====== RECORDS FOR THIS TASK
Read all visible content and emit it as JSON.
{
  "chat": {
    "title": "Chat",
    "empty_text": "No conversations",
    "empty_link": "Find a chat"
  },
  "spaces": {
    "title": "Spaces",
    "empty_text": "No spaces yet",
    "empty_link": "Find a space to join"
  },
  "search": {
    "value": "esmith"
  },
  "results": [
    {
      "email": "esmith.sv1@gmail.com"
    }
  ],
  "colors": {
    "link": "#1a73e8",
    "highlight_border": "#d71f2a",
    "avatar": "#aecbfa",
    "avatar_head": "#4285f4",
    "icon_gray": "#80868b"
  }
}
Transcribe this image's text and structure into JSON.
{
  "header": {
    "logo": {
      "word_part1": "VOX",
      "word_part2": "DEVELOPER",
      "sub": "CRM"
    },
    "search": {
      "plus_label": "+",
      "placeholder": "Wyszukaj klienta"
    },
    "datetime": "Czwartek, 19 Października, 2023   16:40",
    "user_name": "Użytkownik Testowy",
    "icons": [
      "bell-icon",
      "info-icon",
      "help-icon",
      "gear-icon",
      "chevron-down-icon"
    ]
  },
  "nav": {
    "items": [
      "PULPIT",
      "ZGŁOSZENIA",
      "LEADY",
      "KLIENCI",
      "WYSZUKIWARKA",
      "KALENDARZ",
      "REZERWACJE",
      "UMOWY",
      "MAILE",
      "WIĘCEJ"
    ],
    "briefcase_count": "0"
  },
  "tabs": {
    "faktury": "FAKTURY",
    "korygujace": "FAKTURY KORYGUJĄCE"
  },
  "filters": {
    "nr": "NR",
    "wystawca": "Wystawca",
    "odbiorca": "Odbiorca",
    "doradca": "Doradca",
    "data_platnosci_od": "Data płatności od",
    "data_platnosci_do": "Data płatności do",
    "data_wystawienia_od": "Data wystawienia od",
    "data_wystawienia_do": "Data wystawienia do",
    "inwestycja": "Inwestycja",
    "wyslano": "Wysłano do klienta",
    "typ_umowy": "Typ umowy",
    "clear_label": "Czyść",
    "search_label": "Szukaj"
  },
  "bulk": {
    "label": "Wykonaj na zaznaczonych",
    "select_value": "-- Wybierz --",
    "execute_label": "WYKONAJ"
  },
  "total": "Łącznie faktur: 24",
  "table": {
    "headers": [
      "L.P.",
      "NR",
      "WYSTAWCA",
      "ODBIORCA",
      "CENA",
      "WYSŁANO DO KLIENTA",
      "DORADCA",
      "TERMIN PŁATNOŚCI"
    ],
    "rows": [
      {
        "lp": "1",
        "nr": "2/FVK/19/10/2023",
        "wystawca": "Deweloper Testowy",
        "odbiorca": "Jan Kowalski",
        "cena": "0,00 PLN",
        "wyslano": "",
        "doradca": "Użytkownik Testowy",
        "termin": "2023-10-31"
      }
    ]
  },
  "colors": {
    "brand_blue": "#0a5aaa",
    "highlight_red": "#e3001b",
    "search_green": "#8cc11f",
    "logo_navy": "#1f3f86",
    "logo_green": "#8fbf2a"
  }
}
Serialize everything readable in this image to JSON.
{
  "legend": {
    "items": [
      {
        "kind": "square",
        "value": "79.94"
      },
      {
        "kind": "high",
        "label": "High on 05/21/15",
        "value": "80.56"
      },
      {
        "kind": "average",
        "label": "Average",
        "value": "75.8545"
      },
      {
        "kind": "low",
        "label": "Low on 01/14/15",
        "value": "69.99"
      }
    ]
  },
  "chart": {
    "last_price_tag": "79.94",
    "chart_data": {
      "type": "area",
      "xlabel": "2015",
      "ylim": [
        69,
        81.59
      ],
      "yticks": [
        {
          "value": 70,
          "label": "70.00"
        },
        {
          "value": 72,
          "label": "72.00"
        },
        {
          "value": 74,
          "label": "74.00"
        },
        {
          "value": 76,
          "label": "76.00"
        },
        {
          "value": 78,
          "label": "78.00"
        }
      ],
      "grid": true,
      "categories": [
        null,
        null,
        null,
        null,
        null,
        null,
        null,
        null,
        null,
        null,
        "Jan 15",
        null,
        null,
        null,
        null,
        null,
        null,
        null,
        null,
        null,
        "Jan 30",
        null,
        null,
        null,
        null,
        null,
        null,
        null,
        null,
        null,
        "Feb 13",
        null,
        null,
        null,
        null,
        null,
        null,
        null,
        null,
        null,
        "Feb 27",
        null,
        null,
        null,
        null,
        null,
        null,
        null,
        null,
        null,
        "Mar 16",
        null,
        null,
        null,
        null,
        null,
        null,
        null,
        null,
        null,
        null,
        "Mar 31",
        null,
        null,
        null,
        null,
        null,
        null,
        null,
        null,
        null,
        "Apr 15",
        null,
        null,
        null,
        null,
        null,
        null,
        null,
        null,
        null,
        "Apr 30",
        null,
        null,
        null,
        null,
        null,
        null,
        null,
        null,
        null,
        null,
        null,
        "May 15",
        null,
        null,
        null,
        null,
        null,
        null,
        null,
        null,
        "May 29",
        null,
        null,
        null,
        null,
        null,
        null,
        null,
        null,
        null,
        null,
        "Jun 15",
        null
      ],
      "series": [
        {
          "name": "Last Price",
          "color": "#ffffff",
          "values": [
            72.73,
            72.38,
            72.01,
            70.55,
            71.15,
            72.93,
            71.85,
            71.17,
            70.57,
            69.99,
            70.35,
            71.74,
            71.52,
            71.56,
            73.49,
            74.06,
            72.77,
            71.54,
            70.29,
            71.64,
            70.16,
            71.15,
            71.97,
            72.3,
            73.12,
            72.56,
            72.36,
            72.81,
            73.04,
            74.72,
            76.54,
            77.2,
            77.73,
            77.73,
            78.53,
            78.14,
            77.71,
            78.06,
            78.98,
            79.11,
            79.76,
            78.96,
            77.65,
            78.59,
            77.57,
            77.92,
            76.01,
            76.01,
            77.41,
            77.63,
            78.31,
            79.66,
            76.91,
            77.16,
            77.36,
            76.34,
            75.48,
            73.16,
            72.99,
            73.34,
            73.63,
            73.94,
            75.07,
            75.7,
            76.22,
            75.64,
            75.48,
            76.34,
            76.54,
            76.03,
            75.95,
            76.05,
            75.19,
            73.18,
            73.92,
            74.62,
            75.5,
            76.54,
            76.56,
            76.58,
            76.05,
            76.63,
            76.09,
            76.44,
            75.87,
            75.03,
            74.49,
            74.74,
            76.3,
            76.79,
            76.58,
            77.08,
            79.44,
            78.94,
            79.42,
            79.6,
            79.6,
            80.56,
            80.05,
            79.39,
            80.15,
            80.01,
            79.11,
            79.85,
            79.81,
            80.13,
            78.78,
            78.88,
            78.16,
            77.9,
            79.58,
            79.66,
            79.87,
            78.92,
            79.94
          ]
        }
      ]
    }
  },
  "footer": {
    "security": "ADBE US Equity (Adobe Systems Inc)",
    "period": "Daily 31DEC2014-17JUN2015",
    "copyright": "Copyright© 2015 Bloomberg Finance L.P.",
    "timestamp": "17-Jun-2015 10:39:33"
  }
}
============
**DIRECTIONS**
Repeat the listing exactly, from its first line to its last.

**COMPLETED EXERCISE**
Read all visible content and emit it as JSON.
{
  "chat": {
    "title": "Chat",
    "empty_text": "No conversations",
    "empty_link": "Find a chat"
  },
  "spaces": {
    "title": "Spaces",
    "empty_text": "No spaces yet",
    "empty_link": "Find a space to join"
  },
  "search": {
    "value": "esmith"
  },
  "results": [
    {
      "email": "esmith.sv1@gmail.com"
    }
  ],
  "colors": {
    "link": "#1a73e8",
    "highlight_border": "#d71f2a",
    "avatar": "#aecbfa",
    "avatar_head": "#4285f4",
    "icon_gray": "#80868b"
  }
}
Transcribe this image's text and structure into JSON.
{
  "header": {
    "logo": {
      "word_part1": "VOX",
      "word_part2": "DEVELOPER",
      "sub": "CRM"
    },
    "search": {
      "plus_label": "+",
      "placeholder": "Wyszukaj klienta"
    },
    "datetime": "Czwartek, 19 Października, 2023   16:40",
    "user_name": "Użytkownik Testowy",
    "icons": [
      "bell-icon",
      "info-icon",
      "help-icon",
      "gear-icon",
      "chevron-down-icon"
    ]
  },
  "nav": {
    "items": [
      "PULPIT",
      "ZGŁOSZENIA",
      "LEADY",
      "KLIENCI",
      "WYSZUKIWARKA",
      "KALENDARZ",
      "REZERWACJE",
      "UMOWY",
      "MAILE",
      "WIĘCEJ"
    ],
    "briefcase_count": "0"
  },
  "tabs": {
    "faktury": "FAKTURY",
    "korygujace": "FAKTURY KORYGUJĄCE"
  },
  "filters": {
    "nr": "NR",
    "wystawca": "Wystawca",
    "odbiorca": "Odbiorca",
    "doradca": "Doradca",
    "data_platnosci_od": "Data płatności od",
    "data_platnosci_do": "Data płatności do",
    "data_wystawienia_od": "Data wystawienia od",
    "data_wystawienia_do": "Data wystawienia do",
    "inwestycja": "Inwestycja",
    "wyslano": "Wysłano do klienta",
    "typ_umowy": "Typ umowy",
    "clear_label": "Czyść",
    "search_label": "Szukaj"
  },
  "bulk": {
    "label": "Wykonaj na zaznaczonych",
    "select_value": "-- Wybierz --",
    "execute_label": "WYKONAJ"
  },
  "total": "Łącznie faktur: 24",
  "table": {
    "headers": [
      "L.P.",
      "NR",
      "WYSTAWCA",
      "ODBIORCA",
      "CENA",
      "WYSŁANO DO KLIENTA",
      "DORADCA",
      "TERMIN PŁATNOŚCI"
    ],
    "rows": [
      {
        "lp": "1",
        "nr": "2/FVK/19/10/2023",
        "wystawca": "Deweloper Testowy",
        "odbiorca": "Jan Kowalski",
        "cena": "0,00 PLN",
        "wyslano": "",
        "doradca": "Użytkownik Testowy",
        "termin": "2023-10-31"
      }
    ]
  },
  "colors": {
    "brand_blue": "#0a5aaa",
    "highlight_red": "#e3001b",
    "search_green": "#8cc11f",
    "logo_navy": "#1f3f86",
    "logo_green": "#8fbf2a"
  }
}
Serialize everything readable in this image to JSON.
{
  "legend": {
    "items": [
      {
        "kind": "square",
        "value": "79.94"
      },
      {
        "kind": "high",
        "label": "High on 05/21/15",
        "value": "80.56"
      },
      {
        "kind": "average",
        "label": "Average",
        "value": "75.8545"
      },
      {
        "kind": "low",
        "label": "Low on 01/14/15",
        "value": "69.99"
      }
    ]
  },
  "chart": {
    "last_price_tag": "79.94",
    "chart_data": {
      "type": "area",
      "xlabel": "2015",
      "ylim": [
        69,
        81.59
      ],
      "yticks": [
        {
          "value": 70,
          "label": "70.00"
        },
        {
          "value": 72,
          "label": "72.00"
        },
        {
          "value": 74,
          "label": "74.00"
        },
        {
          "value": 76,
          "label": "76.00"
        },
        {
          "value": 78,
          "label": "78.00"
        }
      ],
      "grid": true,
      "categories": [
        null,
        null,
        null,
        null,
        null,
        null,
        null,
        null,
        null,
        null,
        "Jan 15",
        null,
        null,
        null,
        null,
        null,
        null,
        null,
        null,
        null,
        "Jan 30",
        null,
        null,
        null,
        null,
        null,
        null,
        null,
        null,
        null,
        "Feb 13",
        null,
        null,
        null,
        null,
        null,
        null,
        null,
        null,
        null,
        "Feb 27",
        null,
        null,
        null,
        null,
        null,
        null,
        null,
        null,
        null,
        "Mar 16",
        null,
        null,
        null,
        null,
        null,
        null,
        null,
        null,
        null,
        null,
        "Mar 31",
        null,
        null,
        null,
        null,
        null,
        null,
        null,
        null,
        null,
        "Apr 15",
        null,
        null,
        null,
        null,
        null,
        null,
        null,
        null,
        null,
        "Apr 30",
        null,
        null,
        null,
        null,
        null,
        null,
        null,
        null,
        null,
        null,
        null,
        "May 15",
        null,
        null,
        null,
        null,
        null,
        null,
        null,
        null,
        "May 29",
        null,
        null,
        null,
        null,
        null,
        null,
        null,
        null,
        null,
        null,
        "Jun 15",
        null
      ],
      "series": [
        {
          "name": "Last Price",
          "color": "#ffffff",
          "values": [
            72.73,
            72.38,
            72.01,
            70.55,
            71.15,
            72.93,
            71.85,
            71.17,
            70.57,
            69.99,
            70.35,
            71.74,
            71.52,
            71.56,
            73.49,
            74.06,
            72.77,
            71.54,
            70.29,
            71.64,
            70.16,
            71.15,
            71.97,
            72.3,
            73.12,
            72.56,
            72.36,
            72.81,
            73.04,
            74.72,
            76.54,
            77.2,
            77.73,
            77.73,
            78.53,
            78.14,
            77.71,
            78.06,
            78.98,
            79.11,
            79.76,
            78.96,
            77.65,
            78.59,
            77.57,
            77.92,
            76.01,
            76.01,
            77.41,
            77.63,
            78.31,
            79.66,
            76.91,
            77.16,
            77.36,
            76.34,
            75.48,
            73.16,
            72.99,
            73.34,
            73.63,
            73.94,
            75.07,
            75.7,
            76.22,
            75.64,
            75.48,
            76.34,
            76.54,
            76.03,
            75.95,
            76.05,
            75.19,
            73.18,
            73.92,
            74.62,
            75.5,
            76.54,
            76.56,
            76.58,
            76.05,
            76.63,
            76.09,
            76.44,
            75.87,
            75.03,
            74.49,
            74.74,
            76.3,
            76.79,
            76.58,
            77.08,
            79.44,
            78.94,
            79.42,
            79.6,
            79.6,
            80.56,
            80.05,
            79.39,
            80.15,
            80.01,
            79.11,
            79.85,
            79.81,
            80.13,
            78.78,
            78.88,
            78.16,
            77.9,
            79.58,
            79.66,
            79.87,
            78.92,
            79.94
          ]
        }
      ]
    }
  },
  "footer": {
    "security": "ADBE US Equity (Adobe Systems Inc)",
    "period": "Daily 31DEC2014-17JUN2015",
    "copyright": "Copyright© 2015 Bloomberg Finance L.P.",
    "timestamp": "17-Jun-2015 10:39:33"
  }
}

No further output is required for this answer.